--- START Material for this task ---

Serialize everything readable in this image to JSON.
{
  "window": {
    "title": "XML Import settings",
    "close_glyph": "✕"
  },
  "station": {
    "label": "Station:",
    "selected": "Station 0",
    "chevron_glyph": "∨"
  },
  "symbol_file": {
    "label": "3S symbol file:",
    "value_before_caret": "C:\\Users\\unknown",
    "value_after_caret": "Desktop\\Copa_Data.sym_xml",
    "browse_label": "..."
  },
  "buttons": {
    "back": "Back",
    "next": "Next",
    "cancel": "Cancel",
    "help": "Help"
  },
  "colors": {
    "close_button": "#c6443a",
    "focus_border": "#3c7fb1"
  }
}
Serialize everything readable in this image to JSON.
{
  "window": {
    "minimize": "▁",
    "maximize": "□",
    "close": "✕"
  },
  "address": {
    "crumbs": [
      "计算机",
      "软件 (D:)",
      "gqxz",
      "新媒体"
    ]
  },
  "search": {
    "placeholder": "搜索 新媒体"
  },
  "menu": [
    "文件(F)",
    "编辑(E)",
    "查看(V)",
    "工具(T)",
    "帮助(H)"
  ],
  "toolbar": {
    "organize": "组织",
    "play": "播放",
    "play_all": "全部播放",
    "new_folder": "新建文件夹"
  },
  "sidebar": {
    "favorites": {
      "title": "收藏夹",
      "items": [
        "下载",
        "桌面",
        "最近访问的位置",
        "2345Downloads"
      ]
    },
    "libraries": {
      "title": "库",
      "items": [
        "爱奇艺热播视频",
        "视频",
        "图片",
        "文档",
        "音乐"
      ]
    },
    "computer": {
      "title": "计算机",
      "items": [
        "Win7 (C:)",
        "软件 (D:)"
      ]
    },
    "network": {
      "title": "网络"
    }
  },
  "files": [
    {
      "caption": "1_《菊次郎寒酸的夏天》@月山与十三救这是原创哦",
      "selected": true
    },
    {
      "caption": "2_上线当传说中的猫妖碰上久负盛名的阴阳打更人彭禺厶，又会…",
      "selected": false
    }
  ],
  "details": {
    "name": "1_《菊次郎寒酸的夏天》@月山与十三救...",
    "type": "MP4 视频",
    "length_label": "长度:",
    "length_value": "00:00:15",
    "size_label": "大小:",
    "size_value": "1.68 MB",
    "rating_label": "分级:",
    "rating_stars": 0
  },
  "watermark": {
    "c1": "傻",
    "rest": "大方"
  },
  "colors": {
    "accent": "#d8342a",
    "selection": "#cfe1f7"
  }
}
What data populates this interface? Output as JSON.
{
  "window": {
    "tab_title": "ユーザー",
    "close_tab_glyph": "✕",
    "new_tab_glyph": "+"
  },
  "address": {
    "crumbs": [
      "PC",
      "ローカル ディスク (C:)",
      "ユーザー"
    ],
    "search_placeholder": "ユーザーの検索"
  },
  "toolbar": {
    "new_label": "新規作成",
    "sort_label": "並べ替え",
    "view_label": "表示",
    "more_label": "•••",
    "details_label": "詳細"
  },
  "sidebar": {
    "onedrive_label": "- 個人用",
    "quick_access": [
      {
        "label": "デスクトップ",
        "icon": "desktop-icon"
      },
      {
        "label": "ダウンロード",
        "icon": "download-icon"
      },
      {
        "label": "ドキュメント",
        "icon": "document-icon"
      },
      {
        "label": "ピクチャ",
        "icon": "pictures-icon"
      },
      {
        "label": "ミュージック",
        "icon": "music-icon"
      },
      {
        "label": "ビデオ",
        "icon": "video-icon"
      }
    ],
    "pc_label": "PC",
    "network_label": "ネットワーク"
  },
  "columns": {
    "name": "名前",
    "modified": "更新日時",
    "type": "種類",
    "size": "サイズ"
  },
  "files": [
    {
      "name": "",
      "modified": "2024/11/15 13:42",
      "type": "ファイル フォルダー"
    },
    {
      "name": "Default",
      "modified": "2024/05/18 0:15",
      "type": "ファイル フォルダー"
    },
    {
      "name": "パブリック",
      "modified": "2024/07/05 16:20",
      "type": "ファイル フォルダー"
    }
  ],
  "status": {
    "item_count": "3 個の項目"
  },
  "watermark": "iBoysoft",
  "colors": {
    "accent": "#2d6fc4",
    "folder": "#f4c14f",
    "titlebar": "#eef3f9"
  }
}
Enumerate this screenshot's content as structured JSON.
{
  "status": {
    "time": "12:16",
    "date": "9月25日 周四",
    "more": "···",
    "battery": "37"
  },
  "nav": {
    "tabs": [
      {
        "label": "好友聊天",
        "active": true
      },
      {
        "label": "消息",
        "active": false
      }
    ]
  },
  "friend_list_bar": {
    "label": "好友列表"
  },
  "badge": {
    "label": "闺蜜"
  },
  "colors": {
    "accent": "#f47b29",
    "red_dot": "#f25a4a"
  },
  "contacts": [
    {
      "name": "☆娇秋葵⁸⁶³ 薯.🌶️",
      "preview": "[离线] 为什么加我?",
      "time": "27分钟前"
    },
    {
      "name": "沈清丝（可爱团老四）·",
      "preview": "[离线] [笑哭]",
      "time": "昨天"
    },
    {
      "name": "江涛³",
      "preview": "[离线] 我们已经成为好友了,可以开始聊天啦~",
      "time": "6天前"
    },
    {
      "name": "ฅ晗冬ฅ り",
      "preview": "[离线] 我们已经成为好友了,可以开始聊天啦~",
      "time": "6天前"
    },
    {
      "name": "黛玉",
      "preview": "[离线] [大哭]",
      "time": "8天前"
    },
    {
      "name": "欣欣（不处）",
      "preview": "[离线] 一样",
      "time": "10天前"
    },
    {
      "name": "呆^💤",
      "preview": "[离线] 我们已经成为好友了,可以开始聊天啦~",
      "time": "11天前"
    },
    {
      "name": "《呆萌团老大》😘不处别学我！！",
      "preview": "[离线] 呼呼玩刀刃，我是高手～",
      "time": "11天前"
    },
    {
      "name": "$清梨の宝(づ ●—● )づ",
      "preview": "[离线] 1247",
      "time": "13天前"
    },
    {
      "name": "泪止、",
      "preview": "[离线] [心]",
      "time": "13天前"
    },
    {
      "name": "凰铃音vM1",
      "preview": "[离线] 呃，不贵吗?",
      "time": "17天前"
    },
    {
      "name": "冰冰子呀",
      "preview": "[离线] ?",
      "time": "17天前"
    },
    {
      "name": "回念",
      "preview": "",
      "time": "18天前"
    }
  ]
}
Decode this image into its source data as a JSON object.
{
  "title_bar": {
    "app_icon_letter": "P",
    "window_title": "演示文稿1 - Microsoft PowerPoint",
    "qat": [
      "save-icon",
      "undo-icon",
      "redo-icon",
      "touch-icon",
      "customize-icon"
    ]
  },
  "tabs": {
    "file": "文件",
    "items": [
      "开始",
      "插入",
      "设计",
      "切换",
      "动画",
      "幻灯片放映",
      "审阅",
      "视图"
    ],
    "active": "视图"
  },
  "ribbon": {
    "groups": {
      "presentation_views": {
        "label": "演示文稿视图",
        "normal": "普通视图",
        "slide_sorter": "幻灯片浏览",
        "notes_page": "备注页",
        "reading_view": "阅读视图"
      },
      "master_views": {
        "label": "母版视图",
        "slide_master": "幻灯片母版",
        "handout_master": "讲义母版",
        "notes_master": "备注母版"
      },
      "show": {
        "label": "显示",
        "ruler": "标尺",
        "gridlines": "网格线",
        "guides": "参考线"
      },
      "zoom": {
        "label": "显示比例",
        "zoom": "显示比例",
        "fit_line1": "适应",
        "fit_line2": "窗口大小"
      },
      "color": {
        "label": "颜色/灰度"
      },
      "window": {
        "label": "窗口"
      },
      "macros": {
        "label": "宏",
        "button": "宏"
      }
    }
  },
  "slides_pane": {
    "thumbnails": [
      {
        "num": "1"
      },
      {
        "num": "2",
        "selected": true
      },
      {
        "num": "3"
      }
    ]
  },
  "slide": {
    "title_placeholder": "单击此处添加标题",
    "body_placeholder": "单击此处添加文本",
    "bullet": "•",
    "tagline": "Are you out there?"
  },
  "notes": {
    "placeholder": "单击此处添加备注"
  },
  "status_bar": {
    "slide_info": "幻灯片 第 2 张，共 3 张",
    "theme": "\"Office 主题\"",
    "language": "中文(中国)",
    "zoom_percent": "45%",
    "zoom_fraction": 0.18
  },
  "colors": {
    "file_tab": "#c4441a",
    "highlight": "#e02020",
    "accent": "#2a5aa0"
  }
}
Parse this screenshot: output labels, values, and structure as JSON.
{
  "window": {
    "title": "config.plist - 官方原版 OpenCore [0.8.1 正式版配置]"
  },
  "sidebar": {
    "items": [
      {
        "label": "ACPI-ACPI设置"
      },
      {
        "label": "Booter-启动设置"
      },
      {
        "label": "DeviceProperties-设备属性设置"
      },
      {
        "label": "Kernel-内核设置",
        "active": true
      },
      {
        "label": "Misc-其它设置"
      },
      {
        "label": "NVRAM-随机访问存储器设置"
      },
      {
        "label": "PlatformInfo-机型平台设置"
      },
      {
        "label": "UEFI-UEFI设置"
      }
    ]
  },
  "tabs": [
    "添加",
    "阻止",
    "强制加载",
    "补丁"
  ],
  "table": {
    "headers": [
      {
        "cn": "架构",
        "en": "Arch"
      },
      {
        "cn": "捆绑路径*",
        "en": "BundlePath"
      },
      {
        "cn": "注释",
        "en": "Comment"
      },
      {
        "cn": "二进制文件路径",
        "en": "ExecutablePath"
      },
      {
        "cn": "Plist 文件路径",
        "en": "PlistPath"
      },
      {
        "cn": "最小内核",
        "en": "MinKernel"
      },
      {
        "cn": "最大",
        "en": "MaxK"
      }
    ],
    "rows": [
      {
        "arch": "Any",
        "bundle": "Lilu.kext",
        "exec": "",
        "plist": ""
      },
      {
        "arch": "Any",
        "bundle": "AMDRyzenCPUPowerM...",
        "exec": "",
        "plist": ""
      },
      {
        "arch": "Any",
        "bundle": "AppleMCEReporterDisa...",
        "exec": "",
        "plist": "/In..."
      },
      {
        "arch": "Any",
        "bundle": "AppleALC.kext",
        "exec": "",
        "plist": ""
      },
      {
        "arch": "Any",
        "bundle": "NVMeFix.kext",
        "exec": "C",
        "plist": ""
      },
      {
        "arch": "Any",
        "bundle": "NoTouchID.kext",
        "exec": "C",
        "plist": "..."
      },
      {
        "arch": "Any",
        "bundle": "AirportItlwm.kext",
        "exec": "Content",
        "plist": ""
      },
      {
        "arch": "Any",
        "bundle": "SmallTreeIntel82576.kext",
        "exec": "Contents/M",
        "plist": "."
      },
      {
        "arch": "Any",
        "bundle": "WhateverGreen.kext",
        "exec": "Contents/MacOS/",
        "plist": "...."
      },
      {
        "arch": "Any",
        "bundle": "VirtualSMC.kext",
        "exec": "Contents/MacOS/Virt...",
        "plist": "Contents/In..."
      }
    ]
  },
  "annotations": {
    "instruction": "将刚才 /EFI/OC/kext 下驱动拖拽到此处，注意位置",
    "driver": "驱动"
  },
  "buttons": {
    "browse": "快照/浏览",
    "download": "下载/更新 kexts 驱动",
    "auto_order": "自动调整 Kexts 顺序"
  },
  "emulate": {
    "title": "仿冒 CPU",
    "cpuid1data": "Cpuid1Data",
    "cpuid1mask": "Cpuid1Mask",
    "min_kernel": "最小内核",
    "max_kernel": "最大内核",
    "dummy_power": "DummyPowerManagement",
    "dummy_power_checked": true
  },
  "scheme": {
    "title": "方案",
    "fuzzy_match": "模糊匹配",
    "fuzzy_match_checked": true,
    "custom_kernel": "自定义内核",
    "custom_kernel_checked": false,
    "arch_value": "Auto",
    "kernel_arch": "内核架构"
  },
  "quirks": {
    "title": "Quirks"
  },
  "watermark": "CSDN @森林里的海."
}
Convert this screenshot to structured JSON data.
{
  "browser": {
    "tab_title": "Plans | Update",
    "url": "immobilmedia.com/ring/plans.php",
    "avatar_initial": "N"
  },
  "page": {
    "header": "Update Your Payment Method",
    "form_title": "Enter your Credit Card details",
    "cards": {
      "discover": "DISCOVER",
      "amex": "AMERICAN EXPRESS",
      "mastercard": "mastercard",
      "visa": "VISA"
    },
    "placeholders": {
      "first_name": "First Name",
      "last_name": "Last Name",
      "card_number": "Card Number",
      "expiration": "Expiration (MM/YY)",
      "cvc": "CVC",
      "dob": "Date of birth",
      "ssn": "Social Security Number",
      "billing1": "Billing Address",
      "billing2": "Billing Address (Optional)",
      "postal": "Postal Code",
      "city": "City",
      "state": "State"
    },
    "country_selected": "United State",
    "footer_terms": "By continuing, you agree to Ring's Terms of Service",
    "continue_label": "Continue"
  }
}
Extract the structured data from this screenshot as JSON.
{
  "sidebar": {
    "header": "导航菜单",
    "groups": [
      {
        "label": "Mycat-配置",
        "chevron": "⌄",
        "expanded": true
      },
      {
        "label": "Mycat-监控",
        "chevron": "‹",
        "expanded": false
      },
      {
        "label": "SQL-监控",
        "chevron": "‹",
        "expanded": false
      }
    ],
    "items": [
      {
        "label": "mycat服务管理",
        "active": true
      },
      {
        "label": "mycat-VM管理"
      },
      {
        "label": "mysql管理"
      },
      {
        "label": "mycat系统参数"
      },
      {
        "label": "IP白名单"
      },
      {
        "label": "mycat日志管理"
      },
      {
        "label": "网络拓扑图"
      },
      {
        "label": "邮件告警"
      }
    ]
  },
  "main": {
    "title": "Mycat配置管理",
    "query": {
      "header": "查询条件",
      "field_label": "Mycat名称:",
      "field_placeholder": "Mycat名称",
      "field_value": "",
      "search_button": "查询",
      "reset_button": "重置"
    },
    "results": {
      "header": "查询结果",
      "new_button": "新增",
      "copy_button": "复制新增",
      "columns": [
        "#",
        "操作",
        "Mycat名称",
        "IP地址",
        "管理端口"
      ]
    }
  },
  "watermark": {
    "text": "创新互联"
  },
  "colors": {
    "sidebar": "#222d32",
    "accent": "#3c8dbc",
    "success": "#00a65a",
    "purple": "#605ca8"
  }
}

--- END Material for this task ---

Which lines contain "MacOS"? Copy each of them out.

Answer to the problem:
        "exec": "Contents/MacOS/",
        "exec": "Contents/MacOS/Virt...",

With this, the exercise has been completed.